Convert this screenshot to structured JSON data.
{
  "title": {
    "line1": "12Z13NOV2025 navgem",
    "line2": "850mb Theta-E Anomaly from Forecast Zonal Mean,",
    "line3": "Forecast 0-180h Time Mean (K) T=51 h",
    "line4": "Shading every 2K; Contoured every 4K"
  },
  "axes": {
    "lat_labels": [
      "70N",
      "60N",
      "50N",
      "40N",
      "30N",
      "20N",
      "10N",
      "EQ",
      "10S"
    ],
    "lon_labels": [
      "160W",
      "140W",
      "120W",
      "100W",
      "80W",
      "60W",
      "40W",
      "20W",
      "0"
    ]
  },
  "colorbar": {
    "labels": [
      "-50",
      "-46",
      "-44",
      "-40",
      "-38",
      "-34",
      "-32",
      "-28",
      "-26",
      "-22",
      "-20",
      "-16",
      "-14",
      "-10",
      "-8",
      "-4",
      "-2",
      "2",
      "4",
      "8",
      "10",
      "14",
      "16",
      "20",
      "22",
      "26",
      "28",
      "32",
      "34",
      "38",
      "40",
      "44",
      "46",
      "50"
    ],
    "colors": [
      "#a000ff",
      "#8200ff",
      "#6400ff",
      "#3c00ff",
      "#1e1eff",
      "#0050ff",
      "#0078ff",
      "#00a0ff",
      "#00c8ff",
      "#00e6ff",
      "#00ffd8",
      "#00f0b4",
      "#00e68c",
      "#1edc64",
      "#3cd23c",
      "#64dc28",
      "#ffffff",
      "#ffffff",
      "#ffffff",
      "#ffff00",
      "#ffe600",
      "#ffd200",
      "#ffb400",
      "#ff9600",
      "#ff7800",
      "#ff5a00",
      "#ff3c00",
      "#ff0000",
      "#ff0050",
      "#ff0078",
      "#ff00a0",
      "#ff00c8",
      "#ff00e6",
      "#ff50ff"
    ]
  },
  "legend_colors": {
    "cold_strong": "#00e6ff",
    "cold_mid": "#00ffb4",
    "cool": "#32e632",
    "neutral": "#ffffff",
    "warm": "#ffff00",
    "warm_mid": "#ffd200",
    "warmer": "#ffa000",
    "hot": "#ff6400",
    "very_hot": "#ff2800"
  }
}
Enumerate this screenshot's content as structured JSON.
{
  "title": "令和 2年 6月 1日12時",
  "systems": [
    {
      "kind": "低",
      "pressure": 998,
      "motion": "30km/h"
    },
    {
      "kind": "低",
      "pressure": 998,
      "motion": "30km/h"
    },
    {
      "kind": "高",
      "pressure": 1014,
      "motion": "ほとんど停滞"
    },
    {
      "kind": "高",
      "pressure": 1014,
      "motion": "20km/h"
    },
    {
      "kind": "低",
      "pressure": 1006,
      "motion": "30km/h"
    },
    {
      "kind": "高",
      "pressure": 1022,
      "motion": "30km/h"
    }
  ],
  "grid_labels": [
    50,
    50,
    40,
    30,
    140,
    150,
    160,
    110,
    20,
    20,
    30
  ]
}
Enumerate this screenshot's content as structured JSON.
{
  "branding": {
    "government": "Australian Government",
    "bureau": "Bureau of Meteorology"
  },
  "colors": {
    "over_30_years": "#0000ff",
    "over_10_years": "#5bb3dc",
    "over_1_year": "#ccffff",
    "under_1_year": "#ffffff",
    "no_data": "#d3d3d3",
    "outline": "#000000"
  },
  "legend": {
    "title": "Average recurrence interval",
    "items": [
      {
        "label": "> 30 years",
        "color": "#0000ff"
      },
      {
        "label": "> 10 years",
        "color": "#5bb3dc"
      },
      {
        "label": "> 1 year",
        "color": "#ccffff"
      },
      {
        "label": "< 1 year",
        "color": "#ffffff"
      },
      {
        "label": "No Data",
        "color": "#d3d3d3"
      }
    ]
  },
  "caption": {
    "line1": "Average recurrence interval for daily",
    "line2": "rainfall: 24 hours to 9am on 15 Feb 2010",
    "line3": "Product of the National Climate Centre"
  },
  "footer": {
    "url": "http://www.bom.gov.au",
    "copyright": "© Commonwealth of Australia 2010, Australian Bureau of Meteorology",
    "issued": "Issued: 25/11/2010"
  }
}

- - - - -

Stated exercise:
Count how many lines above contain the word "recurrence". Reply with the number alone.

Output of the task:
2